> [What to produce]: Transcribe precisely those lines of the listing that fall between the line containing "Read out every word on this page." and the last line, inclusive of both.

┌────────

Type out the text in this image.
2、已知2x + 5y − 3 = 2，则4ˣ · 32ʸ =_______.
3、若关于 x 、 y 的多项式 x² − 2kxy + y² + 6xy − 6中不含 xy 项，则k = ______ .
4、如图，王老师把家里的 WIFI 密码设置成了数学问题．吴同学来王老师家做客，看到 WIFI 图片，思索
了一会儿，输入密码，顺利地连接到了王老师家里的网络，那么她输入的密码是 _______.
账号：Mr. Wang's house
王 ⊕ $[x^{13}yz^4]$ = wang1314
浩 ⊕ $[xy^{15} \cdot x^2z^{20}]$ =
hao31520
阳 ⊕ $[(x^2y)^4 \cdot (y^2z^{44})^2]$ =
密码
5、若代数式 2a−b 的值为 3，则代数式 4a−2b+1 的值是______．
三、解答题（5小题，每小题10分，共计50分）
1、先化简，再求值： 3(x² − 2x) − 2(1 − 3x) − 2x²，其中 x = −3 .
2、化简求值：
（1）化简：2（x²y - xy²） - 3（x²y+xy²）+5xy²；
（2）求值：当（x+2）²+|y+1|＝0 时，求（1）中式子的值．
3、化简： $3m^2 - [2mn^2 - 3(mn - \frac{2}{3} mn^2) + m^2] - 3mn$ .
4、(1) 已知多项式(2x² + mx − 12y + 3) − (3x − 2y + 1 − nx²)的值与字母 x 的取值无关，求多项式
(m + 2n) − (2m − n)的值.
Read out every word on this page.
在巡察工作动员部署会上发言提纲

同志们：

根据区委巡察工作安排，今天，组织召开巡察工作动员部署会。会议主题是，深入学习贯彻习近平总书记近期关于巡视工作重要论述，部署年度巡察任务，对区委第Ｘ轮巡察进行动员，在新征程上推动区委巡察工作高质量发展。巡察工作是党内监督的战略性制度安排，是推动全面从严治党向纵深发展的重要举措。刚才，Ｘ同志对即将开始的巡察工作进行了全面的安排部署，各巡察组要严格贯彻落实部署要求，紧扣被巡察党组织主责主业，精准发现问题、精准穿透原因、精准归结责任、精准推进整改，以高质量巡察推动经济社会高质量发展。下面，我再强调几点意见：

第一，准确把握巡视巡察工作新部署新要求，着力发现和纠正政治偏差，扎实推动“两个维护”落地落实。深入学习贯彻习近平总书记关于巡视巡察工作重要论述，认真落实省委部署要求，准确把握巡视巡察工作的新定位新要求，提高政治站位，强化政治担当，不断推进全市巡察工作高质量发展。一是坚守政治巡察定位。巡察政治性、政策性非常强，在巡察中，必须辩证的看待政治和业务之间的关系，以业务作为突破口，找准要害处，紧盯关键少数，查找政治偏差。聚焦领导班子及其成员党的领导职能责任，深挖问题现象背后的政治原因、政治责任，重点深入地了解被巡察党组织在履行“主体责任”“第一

└────────

> [Expected answer]:
Read out every word on this page.
在巡察工作动员部署会上发言提纲

同志们：

根据区委巡察工作安排，今天，组织召开巡察工作动员部署会。会议主题是，深入学习贯彻习近平总书记近期关于巡视工作重要论述，部署年度巡察任务，对区委第Ｘ轮巡察进行动员，在新征程上推动区委巡察工作高质量发展。巡察工作是党内监督的战略性制度安排，是推动全面从严治党向纵深发展的重要举措。刚才，Ｘ同志对即将开始的巡察工作进行了全面的安排部署，各巡察组要严格贯彻落实部署要求，紧扣被巡察党组织主责主业，精准发现问题、精准穿透原因、精准归结责任、精准推进整改，以高质量巡察推动经济社会高质量发展。下面，我再强调几点意见：

第一，准确把握巡视巡察工作新部署新要求，着力发现和纠正政治偏差，扎实推动“两个维护”落地落实。深入学习贯彻习近平总书记关于巡视巡察工作重要论述，认真落实省委部署要求，准确把握巡视巡察工作的新定位新要求，提高政治站位，强化政治担当，不断推进全市巡察工作高质量发展。一是坚守政治巡察定位。巡察政治性、政策性非常强，在巡察中，必须辩证的看待政治和业务之间的关系，以业务作为突破口，找准要害处，紧盯关键少数，查找政治偏差。聚焦领导班子及其成员党的领导职能责任，深挖问题现象背后的政治原因、政治责任，重点深入地了解被巡察党组织在履行“主体责任”“第一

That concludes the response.